• Goal: Find the lines below that contain the string "Jack". Copy each one.

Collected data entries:

"""

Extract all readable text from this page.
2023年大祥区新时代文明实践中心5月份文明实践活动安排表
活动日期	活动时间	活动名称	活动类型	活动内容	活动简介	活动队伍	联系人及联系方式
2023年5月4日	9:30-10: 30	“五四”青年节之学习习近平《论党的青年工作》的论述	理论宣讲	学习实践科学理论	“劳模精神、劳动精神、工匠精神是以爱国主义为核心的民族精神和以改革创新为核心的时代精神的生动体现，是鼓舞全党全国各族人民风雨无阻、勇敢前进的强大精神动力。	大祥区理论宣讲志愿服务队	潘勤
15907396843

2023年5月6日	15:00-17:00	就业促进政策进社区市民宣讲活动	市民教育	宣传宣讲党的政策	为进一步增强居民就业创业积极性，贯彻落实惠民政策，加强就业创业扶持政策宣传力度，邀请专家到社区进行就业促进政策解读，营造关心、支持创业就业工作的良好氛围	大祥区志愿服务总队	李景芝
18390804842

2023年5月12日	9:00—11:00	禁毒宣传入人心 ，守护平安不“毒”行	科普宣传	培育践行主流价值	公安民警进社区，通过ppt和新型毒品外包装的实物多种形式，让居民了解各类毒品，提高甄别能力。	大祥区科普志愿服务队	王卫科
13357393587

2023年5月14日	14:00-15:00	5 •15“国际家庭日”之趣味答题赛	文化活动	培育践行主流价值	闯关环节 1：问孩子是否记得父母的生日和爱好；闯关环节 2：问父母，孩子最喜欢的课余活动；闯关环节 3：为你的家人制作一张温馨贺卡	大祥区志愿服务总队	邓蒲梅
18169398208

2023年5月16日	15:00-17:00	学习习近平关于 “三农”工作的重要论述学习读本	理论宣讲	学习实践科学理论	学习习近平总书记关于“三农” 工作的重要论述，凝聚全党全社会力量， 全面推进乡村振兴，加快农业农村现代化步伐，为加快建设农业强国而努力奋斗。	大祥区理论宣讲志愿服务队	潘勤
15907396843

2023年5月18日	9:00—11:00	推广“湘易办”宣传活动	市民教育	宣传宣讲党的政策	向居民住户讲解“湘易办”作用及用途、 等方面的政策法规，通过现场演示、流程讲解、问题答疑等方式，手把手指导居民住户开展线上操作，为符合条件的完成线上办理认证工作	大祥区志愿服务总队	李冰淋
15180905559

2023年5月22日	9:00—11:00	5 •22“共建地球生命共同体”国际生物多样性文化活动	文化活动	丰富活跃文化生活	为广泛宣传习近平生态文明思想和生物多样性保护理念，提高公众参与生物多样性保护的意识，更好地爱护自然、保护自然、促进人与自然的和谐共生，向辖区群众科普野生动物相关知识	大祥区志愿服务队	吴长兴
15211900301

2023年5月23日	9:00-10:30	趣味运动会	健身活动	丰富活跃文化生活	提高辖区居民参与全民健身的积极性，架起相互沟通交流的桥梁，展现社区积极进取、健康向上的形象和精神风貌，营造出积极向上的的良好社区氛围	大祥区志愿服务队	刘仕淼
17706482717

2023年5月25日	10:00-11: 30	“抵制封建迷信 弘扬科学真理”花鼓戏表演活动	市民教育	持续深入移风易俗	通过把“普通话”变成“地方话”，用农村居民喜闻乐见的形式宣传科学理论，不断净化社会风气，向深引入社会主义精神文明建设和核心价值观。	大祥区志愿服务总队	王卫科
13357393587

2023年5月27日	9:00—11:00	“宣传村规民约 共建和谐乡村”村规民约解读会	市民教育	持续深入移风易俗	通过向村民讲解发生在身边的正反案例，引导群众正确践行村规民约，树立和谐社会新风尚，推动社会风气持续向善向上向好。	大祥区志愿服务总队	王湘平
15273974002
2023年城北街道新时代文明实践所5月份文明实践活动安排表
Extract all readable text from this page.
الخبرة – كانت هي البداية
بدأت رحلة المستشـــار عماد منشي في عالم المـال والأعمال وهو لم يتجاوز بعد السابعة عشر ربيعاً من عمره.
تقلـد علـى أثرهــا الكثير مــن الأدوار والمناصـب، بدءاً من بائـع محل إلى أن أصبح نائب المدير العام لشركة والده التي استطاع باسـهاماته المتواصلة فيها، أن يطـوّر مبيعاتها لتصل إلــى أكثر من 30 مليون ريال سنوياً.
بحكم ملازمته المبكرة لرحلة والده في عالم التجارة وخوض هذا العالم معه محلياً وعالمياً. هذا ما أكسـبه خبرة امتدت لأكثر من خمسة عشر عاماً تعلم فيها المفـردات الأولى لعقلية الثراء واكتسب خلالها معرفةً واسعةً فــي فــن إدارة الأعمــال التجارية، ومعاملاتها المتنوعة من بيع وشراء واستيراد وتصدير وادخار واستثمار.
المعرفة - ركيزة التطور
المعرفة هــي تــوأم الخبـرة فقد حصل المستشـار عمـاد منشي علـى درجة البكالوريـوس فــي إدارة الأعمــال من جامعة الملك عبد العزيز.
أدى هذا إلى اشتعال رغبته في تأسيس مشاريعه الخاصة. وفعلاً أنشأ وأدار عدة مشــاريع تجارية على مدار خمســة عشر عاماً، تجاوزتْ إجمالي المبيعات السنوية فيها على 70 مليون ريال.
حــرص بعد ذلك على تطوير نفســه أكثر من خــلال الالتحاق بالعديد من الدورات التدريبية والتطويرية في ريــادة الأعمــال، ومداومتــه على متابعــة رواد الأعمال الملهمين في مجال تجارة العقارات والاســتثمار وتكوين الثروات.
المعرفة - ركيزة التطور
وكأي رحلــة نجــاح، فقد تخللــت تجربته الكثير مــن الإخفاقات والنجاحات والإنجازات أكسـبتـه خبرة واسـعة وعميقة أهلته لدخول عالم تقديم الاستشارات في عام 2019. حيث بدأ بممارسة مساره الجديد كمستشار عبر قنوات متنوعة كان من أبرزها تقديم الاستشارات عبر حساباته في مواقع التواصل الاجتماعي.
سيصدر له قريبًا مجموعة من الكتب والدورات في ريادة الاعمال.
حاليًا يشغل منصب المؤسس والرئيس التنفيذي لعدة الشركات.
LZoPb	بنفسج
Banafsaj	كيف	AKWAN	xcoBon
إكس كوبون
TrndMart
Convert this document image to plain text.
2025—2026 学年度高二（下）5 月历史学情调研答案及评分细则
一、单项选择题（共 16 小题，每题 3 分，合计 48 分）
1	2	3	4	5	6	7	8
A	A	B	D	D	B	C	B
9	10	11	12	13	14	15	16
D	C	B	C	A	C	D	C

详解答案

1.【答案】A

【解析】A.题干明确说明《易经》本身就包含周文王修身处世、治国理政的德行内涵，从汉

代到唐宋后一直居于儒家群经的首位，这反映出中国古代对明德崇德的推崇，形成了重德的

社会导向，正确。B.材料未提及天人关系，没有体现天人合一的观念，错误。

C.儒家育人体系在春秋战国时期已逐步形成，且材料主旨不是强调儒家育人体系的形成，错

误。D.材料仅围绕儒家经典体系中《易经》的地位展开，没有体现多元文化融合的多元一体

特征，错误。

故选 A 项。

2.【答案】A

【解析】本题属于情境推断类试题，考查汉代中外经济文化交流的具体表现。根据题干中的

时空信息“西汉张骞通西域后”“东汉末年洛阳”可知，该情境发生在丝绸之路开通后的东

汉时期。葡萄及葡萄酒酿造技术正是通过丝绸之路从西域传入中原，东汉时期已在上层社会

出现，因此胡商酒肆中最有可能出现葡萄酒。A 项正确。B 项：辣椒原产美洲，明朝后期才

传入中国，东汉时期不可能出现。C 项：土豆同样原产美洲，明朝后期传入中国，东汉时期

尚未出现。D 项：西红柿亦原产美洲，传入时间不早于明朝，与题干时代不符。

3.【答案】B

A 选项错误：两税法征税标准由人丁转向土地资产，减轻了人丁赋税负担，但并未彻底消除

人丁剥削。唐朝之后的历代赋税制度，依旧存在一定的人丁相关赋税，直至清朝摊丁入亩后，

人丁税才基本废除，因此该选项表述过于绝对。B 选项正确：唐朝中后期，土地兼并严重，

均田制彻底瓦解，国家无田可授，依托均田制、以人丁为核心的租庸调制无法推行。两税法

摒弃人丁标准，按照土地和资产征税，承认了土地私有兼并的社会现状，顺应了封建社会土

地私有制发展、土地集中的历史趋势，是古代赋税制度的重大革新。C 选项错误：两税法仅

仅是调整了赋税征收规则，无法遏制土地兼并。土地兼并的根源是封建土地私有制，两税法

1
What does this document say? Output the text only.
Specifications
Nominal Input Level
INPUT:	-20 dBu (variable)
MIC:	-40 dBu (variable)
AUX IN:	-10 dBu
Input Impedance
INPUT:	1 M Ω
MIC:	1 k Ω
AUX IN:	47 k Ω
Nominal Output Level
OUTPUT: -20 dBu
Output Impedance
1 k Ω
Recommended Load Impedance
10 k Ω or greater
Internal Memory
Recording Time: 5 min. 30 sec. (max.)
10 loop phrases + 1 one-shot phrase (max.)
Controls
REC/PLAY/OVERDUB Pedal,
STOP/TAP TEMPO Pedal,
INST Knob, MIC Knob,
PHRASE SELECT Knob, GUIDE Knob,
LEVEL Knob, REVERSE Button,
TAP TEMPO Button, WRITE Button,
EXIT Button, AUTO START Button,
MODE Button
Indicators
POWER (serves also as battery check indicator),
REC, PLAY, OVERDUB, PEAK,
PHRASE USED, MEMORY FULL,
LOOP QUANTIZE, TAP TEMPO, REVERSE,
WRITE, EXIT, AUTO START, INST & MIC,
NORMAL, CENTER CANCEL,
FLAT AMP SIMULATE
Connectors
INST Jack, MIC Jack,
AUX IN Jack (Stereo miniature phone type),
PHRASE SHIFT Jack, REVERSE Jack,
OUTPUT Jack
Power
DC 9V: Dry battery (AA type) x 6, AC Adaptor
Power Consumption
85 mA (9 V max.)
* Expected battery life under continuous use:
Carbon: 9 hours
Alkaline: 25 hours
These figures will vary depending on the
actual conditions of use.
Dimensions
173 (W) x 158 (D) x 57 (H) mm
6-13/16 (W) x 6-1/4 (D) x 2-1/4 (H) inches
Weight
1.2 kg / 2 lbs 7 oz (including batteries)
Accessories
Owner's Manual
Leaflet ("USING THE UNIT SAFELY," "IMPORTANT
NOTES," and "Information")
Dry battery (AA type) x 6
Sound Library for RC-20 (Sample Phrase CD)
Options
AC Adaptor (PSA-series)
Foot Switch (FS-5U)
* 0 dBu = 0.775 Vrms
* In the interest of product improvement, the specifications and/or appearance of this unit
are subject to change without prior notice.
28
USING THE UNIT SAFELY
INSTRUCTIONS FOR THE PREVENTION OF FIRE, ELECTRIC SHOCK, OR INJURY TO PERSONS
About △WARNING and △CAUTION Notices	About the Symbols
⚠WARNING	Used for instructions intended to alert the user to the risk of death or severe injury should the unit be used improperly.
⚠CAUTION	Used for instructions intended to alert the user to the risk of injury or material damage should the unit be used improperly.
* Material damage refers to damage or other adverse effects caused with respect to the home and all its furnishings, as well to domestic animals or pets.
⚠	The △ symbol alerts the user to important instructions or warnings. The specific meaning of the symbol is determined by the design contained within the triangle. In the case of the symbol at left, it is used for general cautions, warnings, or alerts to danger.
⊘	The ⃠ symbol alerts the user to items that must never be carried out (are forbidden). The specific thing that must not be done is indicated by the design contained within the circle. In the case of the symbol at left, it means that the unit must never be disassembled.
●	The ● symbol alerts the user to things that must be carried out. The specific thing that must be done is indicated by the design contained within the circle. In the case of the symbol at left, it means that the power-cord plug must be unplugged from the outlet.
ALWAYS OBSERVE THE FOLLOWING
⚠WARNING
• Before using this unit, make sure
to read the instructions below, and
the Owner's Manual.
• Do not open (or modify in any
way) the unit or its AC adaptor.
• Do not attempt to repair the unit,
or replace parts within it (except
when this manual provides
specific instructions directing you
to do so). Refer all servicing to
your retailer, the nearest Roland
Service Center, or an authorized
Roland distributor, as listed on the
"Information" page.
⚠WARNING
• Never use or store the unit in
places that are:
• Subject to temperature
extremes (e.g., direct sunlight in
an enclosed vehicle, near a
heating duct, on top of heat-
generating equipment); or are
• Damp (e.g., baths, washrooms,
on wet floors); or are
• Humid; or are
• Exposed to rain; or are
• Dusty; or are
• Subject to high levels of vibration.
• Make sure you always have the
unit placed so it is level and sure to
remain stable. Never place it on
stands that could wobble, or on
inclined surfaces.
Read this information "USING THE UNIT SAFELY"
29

"""

• The response:
INST Jack, MIC Jack,
AUX IN Jack (Stereo miniature phone type),
PHRASE SHIFT Jack, REVERSE Jack,
OUTPUT Jack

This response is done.